**DIRECTION 1**
Using the article about the Fourth Street façade makeovers, decide whether each statement agrees with it: (a) Delhart is paying for the project himself; (b) the work is expected to take six months; (c) Selfish Salon has been open since December. Answer yes or no for each and quote the words from the article that settle it.
**DIRECTION 2**
Extend the article about the Fourth Street façade makeovers, starting after its final sentence.

Three Fourth Street buildings owned by Jim Delhart are receiving façade makeovers, a sign that the city’s recent downtown rehabilitation is spurring private investment to dress up the downtown.

On Friday a contractor was ripping off the face of the home of a Hispanic church, Iglesia Santuario De Jesucristo, and a vacant store at the southern end of Fourth Street that is earmarked for a coffee shop. One of the spaces receiving a facelift at 3026 Fourth Street is used by a recovery group named Grupo Liberacion. The work will also be adding a new face to Selfish Salon, which has been open in a modeled space since December.

An architectural rendering shows that the facades will use a earth-toned surface mixture of stucco, tiles and stone veneer with new columns, foam pop-outs, sun louvers and awnings. The work should be complete in six weeks, a contractor on the site noted.

Delhart is financing the $165,000 project himself. The project was in the works before his wife, JoAnn Delhart, passed away in December. He said part of the delay has been due to her passing and because local contractors have been too busy with other jobs.

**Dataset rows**
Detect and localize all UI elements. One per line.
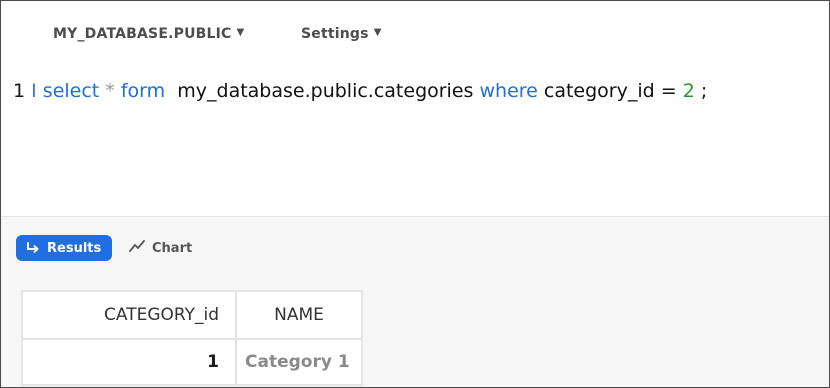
settings-menu-label: Settings: [301, 26, 369, 42]
results-tab[interactable]: Results: [16, 235, 113, 261]
dropdown-arrow-icon: ▼: [236, 27, 245, 38]
database-selector[interactable]: MY_DATABASE.PUBLIC ▼: [53, 26, 244, 42]
sql-editor[interactable]: 1 I select * form my_database.public.cat…: [1, 65, 829, 216]
keyword-form: form: [120, 80, 166, 102]
keyword-where: where: [479, 80, 538, 102]
line-number: 1: [13, 80, 26, 102]
results-panel: CATEGORY_id NAME 1 Category 1: [1, 279, 829, 387]
return-arrow-icon: [26, 242, 40, 254]
column-header-name[interactable]: NAME: [235, 290, 363, 340]
line-chart-icon: [129, 240, 145, 256]
keyword-select: select: [42, 80, 100, 102]
text-cursor: I: [31, 80, 37, 102]
column-header-category-id[interactable]: CATEGORY_id: [21, 290, 237, 340]
settings-menu[interactable]: Settings ▼: [301, 26, 382, 42]
code-line[interactable]: 1 I select * form my_database.public.cat…: [13, 80, 707, 102]
column-identifier: category_id: [543, 80, 655, 102]
database-selector-label: MY_DATABASE.PUBLIC: [53, 26, 232, 42]
semicolon-token: ;: [700, 80, 708, 102]
table-row: 1 Category 1: [21, 338, 363, 386]
chart-tab-label: Chart: [152, 240, 193, 256]
number-literal: 2: [682, 80, 695, 102]
sql-worksheet: MY_DATABASE.PUBLIC ▼ Settings ▼ 1 I select…: [0, 0, 830, 388]
worksheet-toolbar: MY_DATABASE.PUBLIC ▼ Settings ▼: [1, 1, 829, 65]
table-cell[interactable]: Category 1: [235, 338, 363, 386]
chart-tab[interactable]: Chart: [129, 240, 192, 256]
operator-token: =: [660, 80, 677, 102]
results-table: CATEGORY_id NAME 1 Category 1: [21, 290, 363, 386]
wildcard-token: *: [105, 80, 115, 102]
table-identifier: my_database.public.categories: [177, 80, 474, 102]
dropdown-arrow-icon: ▼: [373, 27, 382, 38]
results-toolbar: Results Chart: [1, 216, 829, 280]
results-tab-label: Results: [47, 240, 102, 256]
table-cell[interactable]: 1: [21, 338, 237, 386]
table-header-row: CATEGORY_id NAME: [21, 290, 363, 340]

**OUTPUT 1**
(a) Yes: "Delhart is financing the $165,000 project himself."
(b) No: "The work should be complete in six weeks"
(c) Yes: "which has been open in a modeled space since December."

**OUTPUT 2**
The city had offered downtown building owners a low-interest loan assistance program to kick start façade improvements. The program was abandoned when it became apparent to owners that any work had to fall under prevailing wage rates – because city money was involved – which would have made façade projects more expensive.

“It’ll be beautiful. It’s just for the community. I mean, what good is it to me to put on a storefront?”
Jim Delhart

“It’ll be beautiful,” said Delhart. “It’s just for the community. I mean, what good is it to me to put on a storefront? Most buildings are rented by the square foot anyway.”

“We’ve known that he’s wanted to do something for some time but he had to get the building permits and the architecture and that took a while to get the design that he wanted but now he’s ready to go,” said Tom Westbrook, director of Community Development for the city of Ceres.

Delhart, 83, said he has been selective about who rents his buildings. He owns the small former Vincent house next to Steps Dance Arts Center and said he has turned it down for a massage parlor, smoke shop and tattoo parlor.

“When I first came to Ceres there was another bar down there and I bought them out and closed them out. I try to keep a standard of what I have.”

Delhart recently reroofed the historic house next to his furniture shop that was once the Ceres Police Station and most recently was Sole Saver Shoe Repair. It will likely be occupied by a thrift store, he said.

He indicated he will continue to use the former Bank of Ceres building at the southeast corner of Fourth and Lawrence streets as a warehouse for the mattresses he sells at his furniture store across the street.

Elsewhere in downtown, work is expected to take place to renovate the interior and exterior of the former DeBoard & Govett chiropractic office at 2943 Fourth Street which farther back in the 1960s served as the Ceres Library. The building is owned by Sam Khacho.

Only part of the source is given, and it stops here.